The request
Make an exact copy of the entries below.

Exercise inputs
- - - -
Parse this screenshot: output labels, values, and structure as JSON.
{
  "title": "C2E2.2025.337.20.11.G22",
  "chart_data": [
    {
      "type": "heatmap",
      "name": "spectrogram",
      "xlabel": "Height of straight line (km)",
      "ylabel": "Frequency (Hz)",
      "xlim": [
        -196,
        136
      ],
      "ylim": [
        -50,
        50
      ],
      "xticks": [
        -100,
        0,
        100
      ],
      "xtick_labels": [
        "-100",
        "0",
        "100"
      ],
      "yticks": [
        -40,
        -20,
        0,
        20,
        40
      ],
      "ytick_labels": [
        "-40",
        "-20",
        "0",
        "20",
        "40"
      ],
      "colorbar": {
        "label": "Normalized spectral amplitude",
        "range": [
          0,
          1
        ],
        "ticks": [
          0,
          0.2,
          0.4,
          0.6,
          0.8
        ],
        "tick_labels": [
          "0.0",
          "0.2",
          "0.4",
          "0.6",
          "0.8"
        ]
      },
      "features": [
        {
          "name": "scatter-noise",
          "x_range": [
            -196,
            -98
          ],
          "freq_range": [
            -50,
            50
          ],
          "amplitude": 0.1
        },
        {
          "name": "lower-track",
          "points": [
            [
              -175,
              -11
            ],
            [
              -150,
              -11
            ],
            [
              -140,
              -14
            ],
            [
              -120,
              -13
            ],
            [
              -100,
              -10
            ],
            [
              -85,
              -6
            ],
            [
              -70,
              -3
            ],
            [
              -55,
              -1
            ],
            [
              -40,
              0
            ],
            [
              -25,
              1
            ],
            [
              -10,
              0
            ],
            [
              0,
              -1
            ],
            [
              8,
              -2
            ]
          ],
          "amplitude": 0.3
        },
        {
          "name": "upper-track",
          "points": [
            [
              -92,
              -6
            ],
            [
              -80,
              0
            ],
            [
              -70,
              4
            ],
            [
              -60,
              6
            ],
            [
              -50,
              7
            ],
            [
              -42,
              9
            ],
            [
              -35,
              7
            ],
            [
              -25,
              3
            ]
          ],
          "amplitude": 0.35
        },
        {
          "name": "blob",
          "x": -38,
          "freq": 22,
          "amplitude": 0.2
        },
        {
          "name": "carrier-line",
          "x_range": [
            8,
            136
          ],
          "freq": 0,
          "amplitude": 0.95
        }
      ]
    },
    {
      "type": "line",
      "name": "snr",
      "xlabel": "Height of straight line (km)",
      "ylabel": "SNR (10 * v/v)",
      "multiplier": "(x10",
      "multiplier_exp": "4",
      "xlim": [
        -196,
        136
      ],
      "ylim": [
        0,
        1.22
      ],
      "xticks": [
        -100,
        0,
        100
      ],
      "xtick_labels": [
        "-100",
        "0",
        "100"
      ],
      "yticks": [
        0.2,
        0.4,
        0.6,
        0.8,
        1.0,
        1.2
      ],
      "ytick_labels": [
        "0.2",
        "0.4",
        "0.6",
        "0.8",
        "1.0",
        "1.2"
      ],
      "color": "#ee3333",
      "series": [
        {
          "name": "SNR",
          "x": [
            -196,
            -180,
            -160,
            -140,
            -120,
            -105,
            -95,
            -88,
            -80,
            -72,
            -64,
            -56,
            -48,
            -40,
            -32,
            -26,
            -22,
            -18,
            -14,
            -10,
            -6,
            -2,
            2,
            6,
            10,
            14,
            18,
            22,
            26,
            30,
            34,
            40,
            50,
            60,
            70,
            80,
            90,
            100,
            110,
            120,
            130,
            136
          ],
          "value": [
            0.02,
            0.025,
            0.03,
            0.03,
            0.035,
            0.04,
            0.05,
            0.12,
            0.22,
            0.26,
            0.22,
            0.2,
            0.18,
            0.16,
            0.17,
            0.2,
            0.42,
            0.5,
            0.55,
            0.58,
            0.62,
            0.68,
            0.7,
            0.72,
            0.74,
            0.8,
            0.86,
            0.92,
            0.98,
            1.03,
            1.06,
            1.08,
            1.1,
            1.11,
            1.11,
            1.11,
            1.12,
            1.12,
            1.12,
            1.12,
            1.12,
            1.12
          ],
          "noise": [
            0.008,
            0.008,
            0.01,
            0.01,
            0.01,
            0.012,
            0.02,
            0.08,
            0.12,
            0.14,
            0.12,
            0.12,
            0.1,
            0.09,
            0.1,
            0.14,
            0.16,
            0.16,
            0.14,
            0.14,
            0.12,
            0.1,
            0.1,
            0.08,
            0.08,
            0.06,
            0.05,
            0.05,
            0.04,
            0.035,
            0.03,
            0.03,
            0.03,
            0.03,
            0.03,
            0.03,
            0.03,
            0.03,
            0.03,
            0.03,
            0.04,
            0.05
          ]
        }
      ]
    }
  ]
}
- - - -
The solution
Parse this screenshot: output labels, values, and structure as JSON.
{
  "title": "C2E2.2025.337.20.11.G22",
  "chart_data": [
    {
      "type": "heatmap",
      "name": "spectrogram",
      "xlabel": "Height of straight line (km)",
      "ylabel": "Frequency (Hz)",
      "xlim": [
        -196,
        136
      ],
      "ylim": [
        -50,
        50
      ],
      "xticks": [
        -100,
        0,
        100
      ],
      "xtick_labels": [
        "-100",
        "0",
        "100"
      ],
      "yticks": [
        -40,
        -20,
        0,
        20,
        40
      ],
      "ytick_labels": [
        "-40",
        "-20",
        "0",
        "20",
        "40"
      ],
      "colorbar": {
        "label": "Normalized spectral amplitude",
        "range": [
          0,
          1
        ],
        "ticks": [
          0,
          0.2,
          0.4,
          0.6,
          0.8
        ],
        "tick_labels": [
          "0.0",
          "0.2",
          "0.4",
          "0.6",
          "0.8"
        ]
      },
      "features": [
        {
          "name": "scatter-noise",
          "x_range": [
            -196,
            -98
          ],
          "freq_range": [
            -50,
            50
          ],
          "amplitude": 0.1
        },
        {
          "name": "lower-track",
          "points": [
            [
              -175,
              -11
            ],
            [
              -150,
              -11
            ],
            [
              -140,
              -14
            ],
            [
              -120,
              -13
            ],
            [
              -100,
              -10
            ],
            [
              -85,
              -6
            ],
            [
              -70,
              -3
            ],
            [
              -55,
              -1
            ],
            [
              -40,
              0
            ],
            [
              -25,
              1
            ],
            [
              -10,
              0
            ],
            [
              0,
              -1
            ],
            [
              8,
              -2
            ]
          ],
          "amplitude": 0.3
        },
        {
          "name": "upper-track",
          "points": [
            [
              -92,
              -6
            ],
            [
              -80,
              0
            ],
            [
              -70,
              4
            ],
            [
              -60,
              6
            ],
            [
              -50,
              7
            ],
            [
              -42,
              9
            ],
            [
              -35,
              7
            ],
            [
              -25,
              3
            ]
          ],
          "amplitude": 0.35
        },
        {
          "name": "blob",
          "x": -38,
          "freq": 22,
          "amplitude": 0.2
        },
        {
          "name": "carrier-line",
          "x_range": [
            8,
            136
          ],
          "freq": 0,
          "amplitude": 0.95
        }
      ]
    },
    {
      "type": "line",
      "name": "snr",
      "xlabel": "Height of straight line (km)",
      "ylabel": "SNR (10 * v/v)",
      "multiplier": "(x10",
      "multiplier_exp": "4",
      "xlim": [
        -196,
        136
      ],
      "ylim": [
        0,
        1.22
      ],
      "xticks": [
        -100,
        0,
        100
      ],
      "xtick_labels": [
        "-100",
        "0",
        "100"
      ],
      "yticks": [
        0.2,
        0.4,
        0.6,
        0.8,
        1.0,
        1.2
      ],
      "ytick_labels": [
        "0.2",
        "0.4",
        "0.6",
        "0.8",
        "1.0",
        "1.2"
      ],
      "color": "#ee3333",
      "series": [
        {
          "name": "SNR",
          "x": [
            -196,
            -180,
            -160,
            -140,
            -120,
            -105,
            -95,
            -88,
            -80,
            -72,
            -64,
            -56,
            -48,
            -40,
            -32,
            -26,
            -22,
            -18,
            -14,
            -10,
            -6,
            -2,
            2,
            6,
            10,
            14,
            18,
            22,
            26,
            30,
            34,
            40,
            50,
            60,
            70,
            80,
            90,
            100,
            110,
            120,
            130,
            136
          ],
          "value": [
            0.02,
            0.025,
            0.03,
            0.03,
            0.035,
            0.04,
            0.05,
            0.12,
            0.22,
            0.26,
            0.22,
            0.2,
            0.18,
            0.16,
            0.17,
            0.2,
            0.42,
            0.5,
            0.55,
            0.58,
            0.62,
            0.68,
            0.7,
            0.72,
            0.74,
            0.8,
            0.86,
            0.92,
            0.98,
            1.03,
            1.06,
            1.08,
            1.1,
            1.11,
            1.11,
            1.11,
            1.12,
            1.12,
            1.12,
            1.12,
            1.12,
            1.12
          ],
          "noise": [
            0.008,
            0.008,
            0.01,
            0.01,
            0.01,
            0.012,
            0.02,
            0.08,
            0.12,
            0.14,
            0.12,
            0.12,
            0.1,
            0.09,
            0.1,
            0.14,
            0.16,
            0.16,
            0.14,
            0.14,
            0.12,
            0.1,
            0.1,
            0.08,
            0.08,
            0.06,
            0.05,
            0.05,
            0.04,
            0.035,
            0.03,
            0.03,
            0.03,
            0.03,
            0.03,
            0.03,
            0.03,
            0.03,
            0.03,
            0.03,
            0.04,
            0.05
          ]
        }
      ]
    }
  ]
}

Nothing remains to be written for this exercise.